## begin SUPPLIED DATA

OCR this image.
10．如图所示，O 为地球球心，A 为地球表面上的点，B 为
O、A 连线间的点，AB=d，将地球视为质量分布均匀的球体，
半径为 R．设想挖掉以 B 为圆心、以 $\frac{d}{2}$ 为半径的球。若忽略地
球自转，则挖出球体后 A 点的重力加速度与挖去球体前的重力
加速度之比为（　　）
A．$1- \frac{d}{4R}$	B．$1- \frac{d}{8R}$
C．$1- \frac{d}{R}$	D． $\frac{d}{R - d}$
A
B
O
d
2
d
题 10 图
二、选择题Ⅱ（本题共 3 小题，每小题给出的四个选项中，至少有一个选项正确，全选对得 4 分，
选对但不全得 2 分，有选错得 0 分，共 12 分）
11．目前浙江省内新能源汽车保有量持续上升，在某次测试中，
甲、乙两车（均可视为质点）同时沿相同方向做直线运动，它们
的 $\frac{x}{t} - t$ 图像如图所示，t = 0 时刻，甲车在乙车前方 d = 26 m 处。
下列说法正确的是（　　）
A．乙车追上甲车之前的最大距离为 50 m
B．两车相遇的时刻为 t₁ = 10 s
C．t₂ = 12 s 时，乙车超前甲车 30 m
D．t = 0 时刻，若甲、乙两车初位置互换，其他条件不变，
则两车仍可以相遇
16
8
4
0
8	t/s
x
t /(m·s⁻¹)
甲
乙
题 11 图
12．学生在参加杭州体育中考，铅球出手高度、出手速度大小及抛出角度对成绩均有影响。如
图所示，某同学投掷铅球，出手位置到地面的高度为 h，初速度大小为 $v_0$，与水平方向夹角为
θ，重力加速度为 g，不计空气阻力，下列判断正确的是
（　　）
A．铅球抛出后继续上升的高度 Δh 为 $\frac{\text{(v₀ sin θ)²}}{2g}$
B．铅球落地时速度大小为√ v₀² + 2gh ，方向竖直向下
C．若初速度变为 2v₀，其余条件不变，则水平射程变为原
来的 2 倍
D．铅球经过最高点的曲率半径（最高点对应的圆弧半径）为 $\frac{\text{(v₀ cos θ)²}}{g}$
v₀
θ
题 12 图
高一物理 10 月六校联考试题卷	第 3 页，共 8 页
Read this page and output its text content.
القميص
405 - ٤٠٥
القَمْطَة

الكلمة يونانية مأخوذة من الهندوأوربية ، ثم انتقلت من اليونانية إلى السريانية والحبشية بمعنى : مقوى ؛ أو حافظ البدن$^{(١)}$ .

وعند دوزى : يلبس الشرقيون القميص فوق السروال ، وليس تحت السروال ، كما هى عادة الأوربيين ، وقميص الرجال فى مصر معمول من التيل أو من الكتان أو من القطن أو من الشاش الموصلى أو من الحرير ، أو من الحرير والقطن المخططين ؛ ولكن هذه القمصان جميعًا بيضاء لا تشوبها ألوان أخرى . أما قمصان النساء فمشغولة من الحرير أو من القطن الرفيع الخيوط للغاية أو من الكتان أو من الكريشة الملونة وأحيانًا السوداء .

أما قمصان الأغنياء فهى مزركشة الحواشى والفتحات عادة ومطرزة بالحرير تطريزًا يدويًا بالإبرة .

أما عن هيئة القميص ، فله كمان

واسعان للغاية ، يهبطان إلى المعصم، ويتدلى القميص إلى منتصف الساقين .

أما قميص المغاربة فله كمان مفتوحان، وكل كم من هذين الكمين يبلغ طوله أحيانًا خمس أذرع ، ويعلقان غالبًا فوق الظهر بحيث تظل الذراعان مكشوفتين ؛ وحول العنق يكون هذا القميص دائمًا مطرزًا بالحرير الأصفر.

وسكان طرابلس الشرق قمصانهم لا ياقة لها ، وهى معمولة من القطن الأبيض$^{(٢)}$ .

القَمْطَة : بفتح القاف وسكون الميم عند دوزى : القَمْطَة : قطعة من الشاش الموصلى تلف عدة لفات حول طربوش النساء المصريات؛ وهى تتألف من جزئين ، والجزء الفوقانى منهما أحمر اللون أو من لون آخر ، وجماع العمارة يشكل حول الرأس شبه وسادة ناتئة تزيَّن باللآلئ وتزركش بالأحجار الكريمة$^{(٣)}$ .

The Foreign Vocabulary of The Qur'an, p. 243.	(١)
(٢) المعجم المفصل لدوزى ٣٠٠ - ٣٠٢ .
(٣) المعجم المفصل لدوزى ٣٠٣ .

## end SUPPLIED DATA

◆ PROBLEM TO SOLVE
All of the lines above must be returned exactly.

◆ TASK ANSWER
OCR this image.
10．如图所示，O 为地球球心，A 为地球表面上的点，B 为
O、A 连线间的点，AB=d，将地球视为质量分布均匀的球体，
半径为 R．设想挖掉以 B 为圆心、以 $\frac{d}{2}$ 为半径的球。若忽略地
球自转，则挖出球体后 A 点的重力加速度与挖去球体前的重力
加速度之比为（　　）
A．$1- \frac{d}{4R}$	B．$1- \frac{d}{8R}$
C．$1- \frac{d}{R}$	D． $\frac{d}{R - d}$
A
B
O
d
2
d
题 10 图
二、选择题Ⅱ（本题共 3 小题，每小题给出的四个选项中，至少有一个选项正确，全选对得 4 分，
选对但不全得 2 分，有选错得 0 分，共 12 分）
11．目前浙江省内新能源汽车保有量持续上升，在某次测试中，
甲、乙两车（均可视为质点）同时沿相同方向做直线运动，它们
的 $\frac{x}{t} - t$ 图像如图所示，t = 0 时刻，甲车在乙车前方 d = 26 m 处。
下列说法正确的是（　　）
A．乙车追上甲车之前的最大距离为 50 m
B．两车相遇的时刻为 t₁ = 10 s
C．t₂ = 12 s 时，乙车超前甲车 30 m
D．t = 0 时刻，若甲、乙两车初位置互换，其他条件不变，
则两车仍可以相遇
16
8
4
0
8	t/s
x
t /(m·s⁻¹)
甲
乙
题 11 图
12．学生在参加杭州体育中考，铅球出手高度、出手速度大小及抛出角度对成绩均有影响。如
图所示，某同学投掷铅球，出手位置到地面的高度为 h，初速度大小为 $v_0$，与水平方向夹角为
θ，重力加速度为 g，不计空气阻力，下列判断正确的是
（　　）
A．铅球抛出后继续上升的高度 Δh 为 $\frac{\text{(v₀ sin θ)²}}{2g}$
B．铅球落地时速度大小为√ v₀² + 2gh ，方向竖直向下
C．若初速度变为 2v₀，其余条件不变，则水平射程变为原
来的 2 倍
D．铅球经过最高点的曲率半径（最高点对应的圆弧半径）为 $\frac{\text{(v₀ cos θ)²}}{g}$
v₀
θ
题 12 图
高一物理 10 月六校联考试题卷	第 3 页，共 8 页
Read this page and output its text content.
القميص
405 - ٤٠٥
القَمْطَة

الكلمة يونانية مأخوذة من الهندوأوربية ، ثم انتقلت من اليونانية إلى السريانية والحبشية بمعنى : مقوى ؛ أو حافظ البدن$^{(١)}$ .

وعند دوزى : يلبس الشرقيون القميص فوق السروال ، وليس تحت السروال ، كما هى عادة الأوربيين ، وقميص الرجال فى مصر معمول من التيل أو من الكتان أو من القطن أو من الشاش الموصلى أو من الحرير ، أو من الحرير والقطن المخططين ؛ ولكن هذه القمصان جميعًا بيضاء لا تشوبها ألوان أخرى . أما قمصان النساء فمشغولة من الحرير أو من القطن الرفيع الخيوط للغاية أو من الكتان أو من الكريشة الملونة وأحيانًا السوداء .

أما قمصان الأغنياء فهى مزركشة الحواشى والفتحات عادة ومطرزة بالحرير تطريزًا يدويًا بالإبرة .

أما عن هيئة القميص ، فله كمان

واسعان للغاية ، يهبطان إلى المعصم، ويتدلى القميص إلى منتصف الساقين .

أما قميص المغاربة فله كمان مفتوحان، وكل كم من هذين الكمين يبلغ طوله أحيانًا خمس أذرع ، ويعلقان غالبًا فوق الظهر بحيث تظل الذراعان مكشوفتين ؛ وحول العنق يكون هذا القميص دائمًا مطرزًا بالحرير الأصفر.

وسكان طرابلس الشرق قمصانهم لا ياقة لها ، وهى معمولة من القطن الأبيض$^{(٢)}$ .

القَمْطَة : بفتح القاف وسكون الميم عند دوزى : القَمْطَة : قطعة من الشاش الموصلى تلف عدة لفات حول طربوش النساء المصريات؛ وهى تتألف من جزئين ، والجزء الفوقانى منهما أحمر اللون أو من لون آخر ، وجماع العمارة يشكل حول الرأس شبه وسادة ناتئة تزيَّن باللآلئ وتزركش بالأحجار الكريمة$^{(٣)}$ .

The Foreign Vocabulary of The Qur'an, p. 243.	(١)
(٢) المعجم المفصل لدوزى ٣٠٠ - ٣٠٢ .
(٣) المعجم المفصل لدوزى ٣٠٣ .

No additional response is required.